◆ **Required task**: Find and copy each line of the records where the string "text" shows up.

◆ **Data lines**:
Begin

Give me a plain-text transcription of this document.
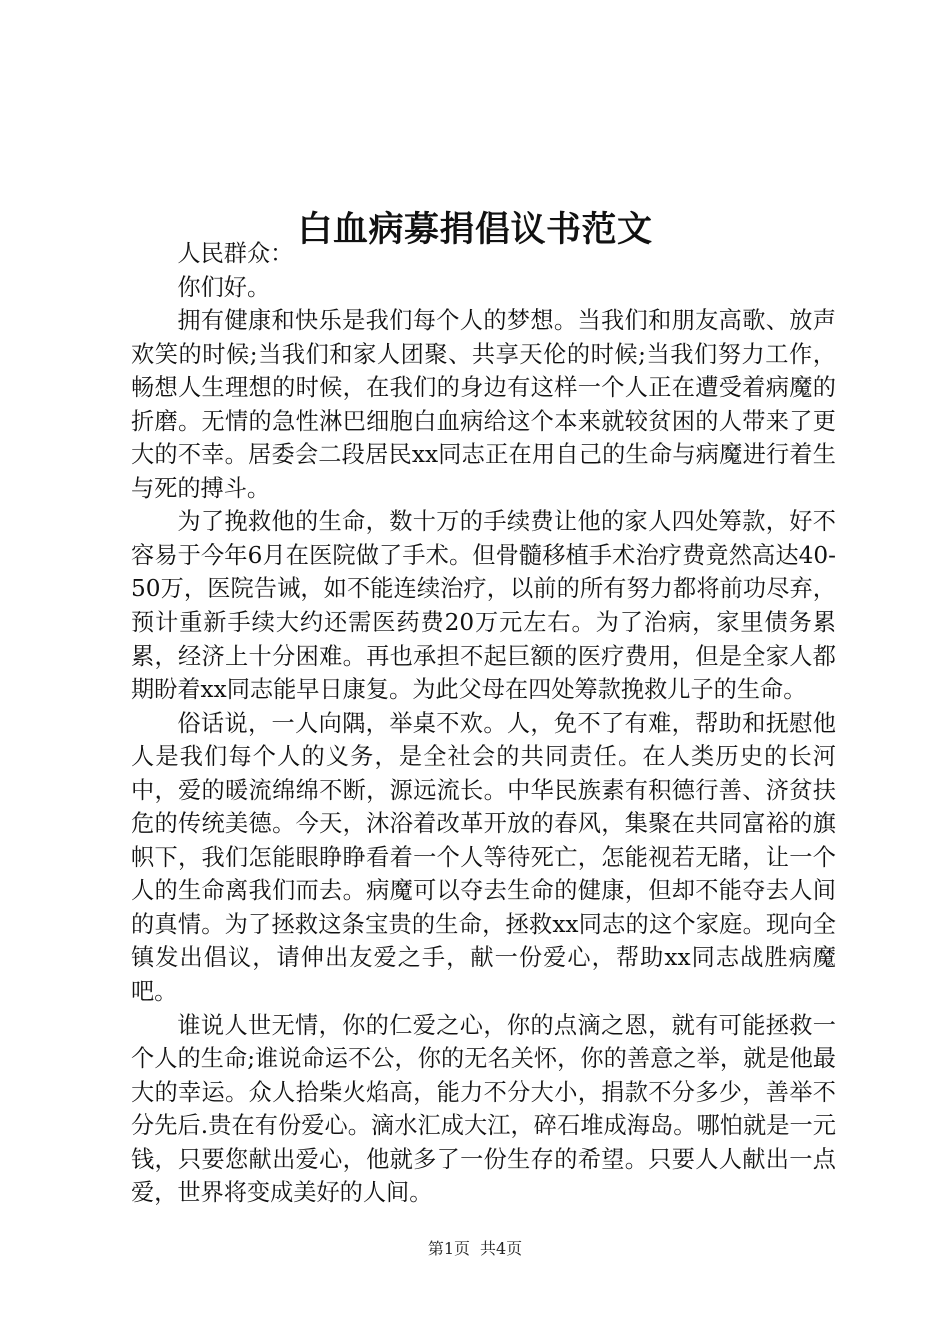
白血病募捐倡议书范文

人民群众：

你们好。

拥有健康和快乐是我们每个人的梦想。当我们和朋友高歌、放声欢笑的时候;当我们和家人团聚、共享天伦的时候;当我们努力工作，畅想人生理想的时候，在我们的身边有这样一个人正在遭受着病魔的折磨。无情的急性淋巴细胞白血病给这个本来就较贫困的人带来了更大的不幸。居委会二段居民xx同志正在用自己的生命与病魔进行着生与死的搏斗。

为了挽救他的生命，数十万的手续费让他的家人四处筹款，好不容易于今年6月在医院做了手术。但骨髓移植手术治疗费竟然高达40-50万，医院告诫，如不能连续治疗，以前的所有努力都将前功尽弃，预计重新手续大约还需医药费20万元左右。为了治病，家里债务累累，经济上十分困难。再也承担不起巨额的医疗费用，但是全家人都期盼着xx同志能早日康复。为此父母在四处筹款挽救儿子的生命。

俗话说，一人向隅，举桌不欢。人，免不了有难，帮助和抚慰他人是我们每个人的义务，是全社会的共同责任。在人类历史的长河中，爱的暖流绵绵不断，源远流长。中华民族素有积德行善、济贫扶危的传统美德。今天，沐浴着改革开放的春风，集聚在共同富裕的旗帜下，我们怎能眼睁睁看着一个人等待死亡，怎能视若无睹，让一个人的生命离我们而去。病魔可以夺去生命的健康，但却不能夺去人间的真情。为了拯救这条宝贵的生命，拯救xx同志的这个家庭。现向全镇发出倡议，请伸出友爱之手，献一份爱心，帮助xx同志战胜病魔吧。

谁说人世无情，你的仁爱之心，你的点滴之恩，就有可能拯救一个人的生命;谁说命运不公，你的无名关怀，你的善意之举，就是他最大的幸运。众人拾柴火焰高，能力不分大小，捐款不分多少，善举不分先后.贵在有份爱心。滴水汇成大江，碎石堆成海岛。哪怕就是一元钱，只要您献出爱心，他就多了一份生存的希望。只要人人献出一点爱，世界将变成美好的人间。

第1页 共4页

End
Begin

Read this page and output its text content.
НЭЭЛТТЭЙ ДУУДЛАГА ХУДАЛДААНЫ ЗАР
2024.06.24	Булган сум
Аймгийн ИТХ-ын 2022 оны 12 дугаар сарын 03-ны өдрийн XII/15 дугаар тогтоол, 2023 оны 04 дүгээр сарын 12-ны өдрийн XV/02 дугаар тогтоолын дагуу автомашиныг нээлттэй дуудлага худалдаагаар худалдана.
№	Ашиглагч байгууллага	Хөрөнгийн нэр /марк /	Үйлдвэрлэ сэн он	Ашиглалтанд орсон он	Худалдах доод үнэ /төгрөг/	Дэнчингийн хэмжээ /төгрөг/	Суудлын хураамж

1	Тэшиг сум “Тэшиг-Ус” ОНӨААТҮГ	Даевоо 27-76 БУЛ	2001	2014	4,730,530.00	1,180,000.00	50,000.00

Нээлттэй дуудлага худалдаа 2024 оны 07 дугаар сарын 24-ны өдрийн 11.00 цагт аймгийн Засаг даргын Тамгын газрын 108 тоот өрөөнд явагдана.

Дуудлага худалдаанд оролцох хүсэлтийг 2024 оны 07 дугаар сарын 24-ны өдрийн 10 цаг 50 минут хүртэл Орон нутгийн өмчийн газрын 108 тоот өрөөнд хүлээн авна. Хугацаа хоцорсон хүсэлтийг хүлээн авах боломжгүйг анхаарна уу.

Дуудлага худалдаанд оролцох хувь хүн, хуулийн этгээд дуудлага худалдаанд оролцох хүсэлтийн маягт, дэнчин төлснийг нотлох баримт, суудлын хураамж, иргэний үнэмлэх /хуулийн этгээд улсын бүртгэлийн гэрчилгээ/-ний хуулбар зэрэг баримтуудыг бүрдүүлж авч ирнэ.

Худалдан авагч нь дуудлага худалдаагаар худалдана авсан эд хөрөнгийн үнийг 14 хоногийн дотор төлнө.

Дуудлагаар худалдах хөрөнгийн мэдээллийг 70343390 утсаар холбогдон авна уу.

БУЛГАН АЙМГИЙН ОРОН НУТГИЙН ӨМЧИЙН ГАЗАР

End

◆ **Exercise answer**:
Give me a plain-text transcription of this document.
Read this page and output its text content.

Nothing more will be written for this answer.